What is asked:
Show every line that has the string "text" in it.

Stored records
- - -

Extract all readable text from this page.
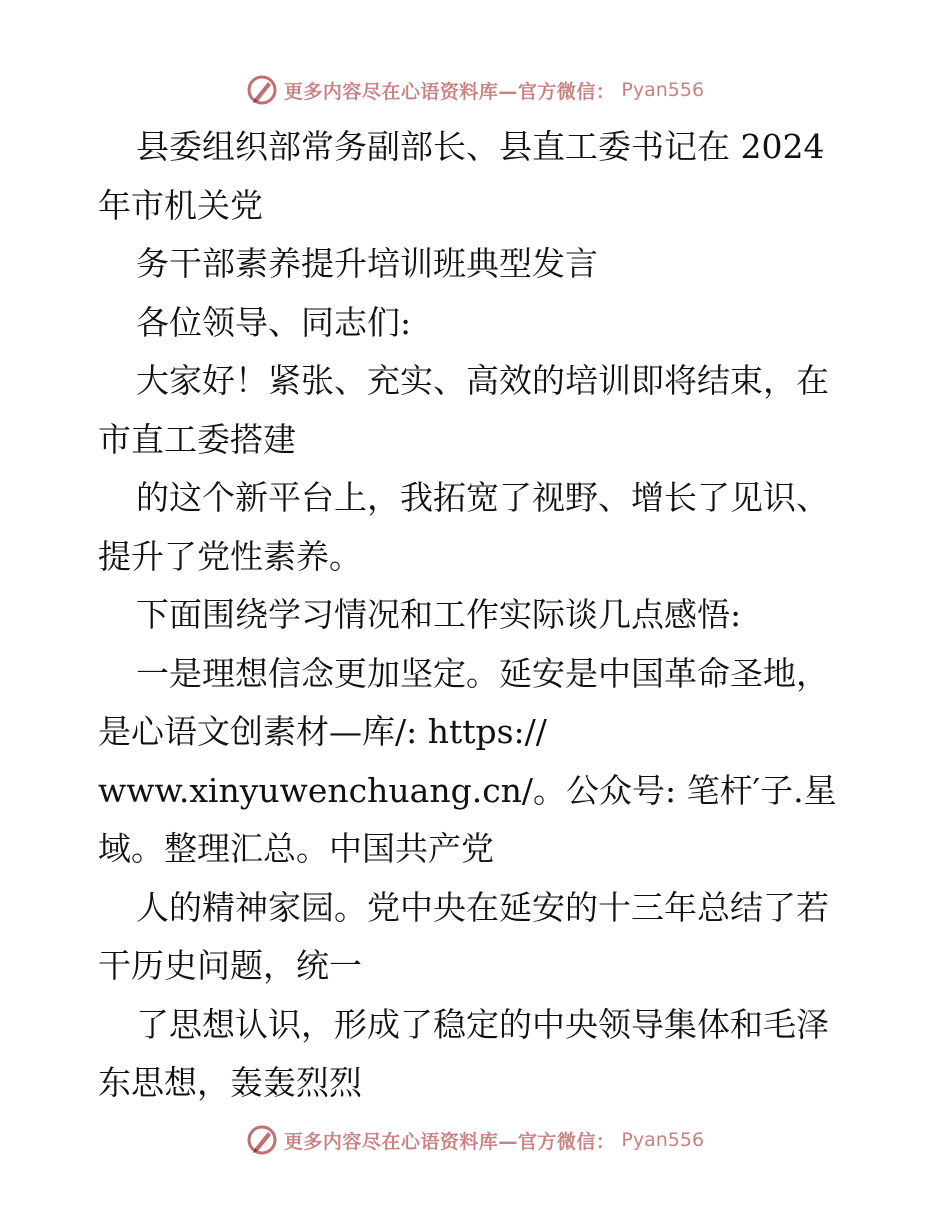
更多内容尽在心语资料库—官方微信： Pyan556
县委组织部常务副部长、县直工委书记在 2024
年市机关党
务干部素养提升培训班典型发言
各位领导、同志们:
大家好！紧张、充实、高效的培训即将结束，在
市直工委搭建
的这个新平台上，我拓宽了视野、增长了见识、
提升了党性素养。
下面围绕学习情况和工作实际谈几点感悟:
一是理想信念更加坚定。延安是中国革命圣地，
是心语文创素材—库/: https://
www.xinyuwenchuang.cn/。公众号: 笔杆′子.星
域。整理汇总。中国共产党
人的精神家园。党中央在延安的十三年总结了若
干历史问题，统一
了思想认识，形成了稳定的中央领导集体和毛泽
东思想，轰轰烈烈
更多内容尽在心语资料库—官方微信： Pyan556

- - -

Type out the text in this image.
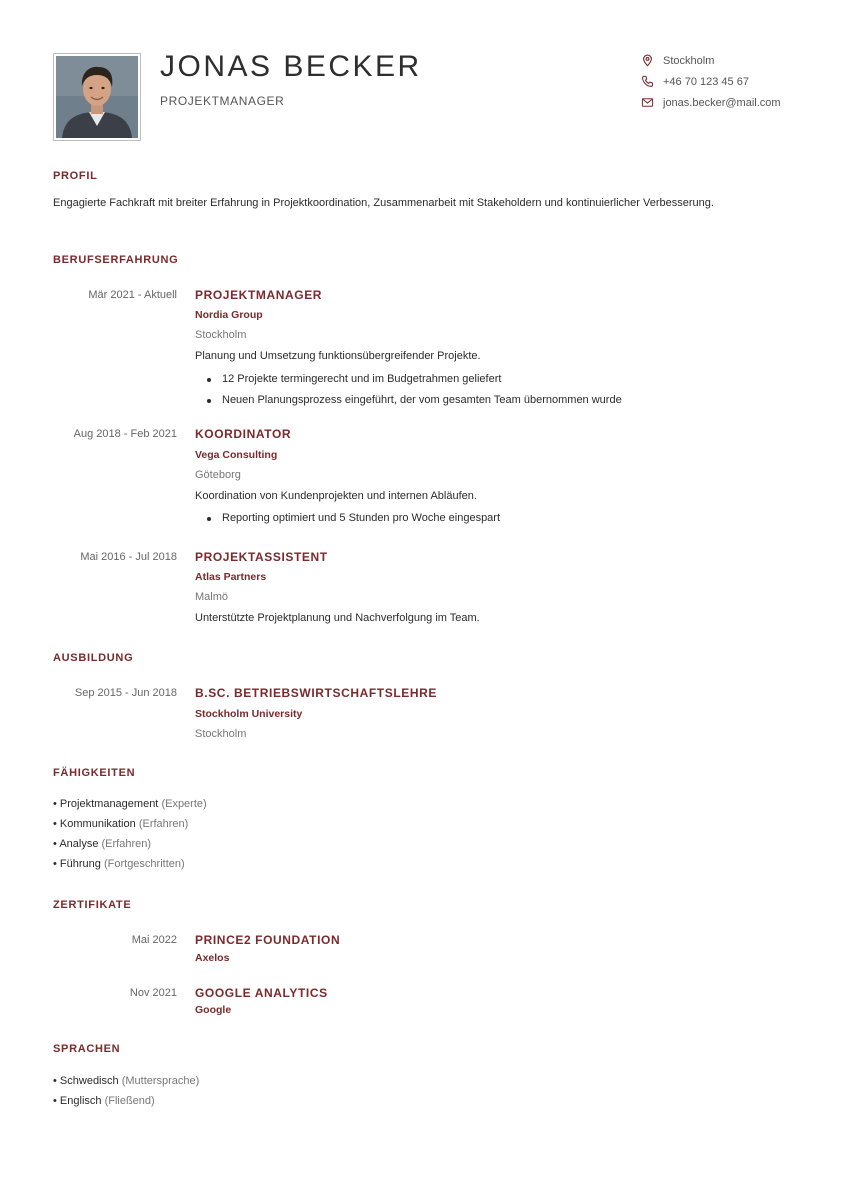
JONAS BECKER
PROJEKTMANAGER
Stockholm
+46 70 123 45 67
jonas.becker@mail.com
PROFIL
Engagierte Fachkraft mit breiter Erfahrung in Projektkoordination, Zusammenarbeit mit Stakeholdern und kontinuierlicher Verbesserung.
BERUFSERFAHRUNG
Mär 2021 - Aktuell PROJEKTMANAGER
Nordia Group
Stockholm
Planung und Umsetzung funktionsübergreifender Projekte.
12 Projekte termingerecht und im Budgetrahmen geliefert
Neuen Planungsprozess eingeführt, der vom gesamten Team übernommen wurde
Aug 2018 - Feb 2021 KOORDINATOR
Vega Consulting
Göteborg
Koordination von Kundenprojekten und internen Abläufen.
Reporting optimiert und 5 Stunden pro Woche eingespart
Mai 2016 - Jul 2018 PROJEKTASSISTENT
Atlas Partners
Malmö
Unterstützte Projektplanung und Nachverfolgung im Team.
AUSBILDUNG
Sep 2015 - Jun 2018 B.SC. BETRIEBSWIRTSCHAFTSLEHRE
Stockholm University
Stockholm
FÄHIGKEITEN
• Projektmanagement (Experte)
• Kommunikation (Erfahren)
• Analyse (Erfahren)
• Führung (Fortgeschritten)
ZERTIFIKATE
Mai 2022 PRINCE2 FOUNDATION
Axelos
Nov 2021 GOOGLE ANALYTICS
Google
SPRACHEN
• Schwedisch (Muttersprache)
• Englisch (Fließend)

- - -

Solution:
Extract all readable text from this page.
Type out the text in this image.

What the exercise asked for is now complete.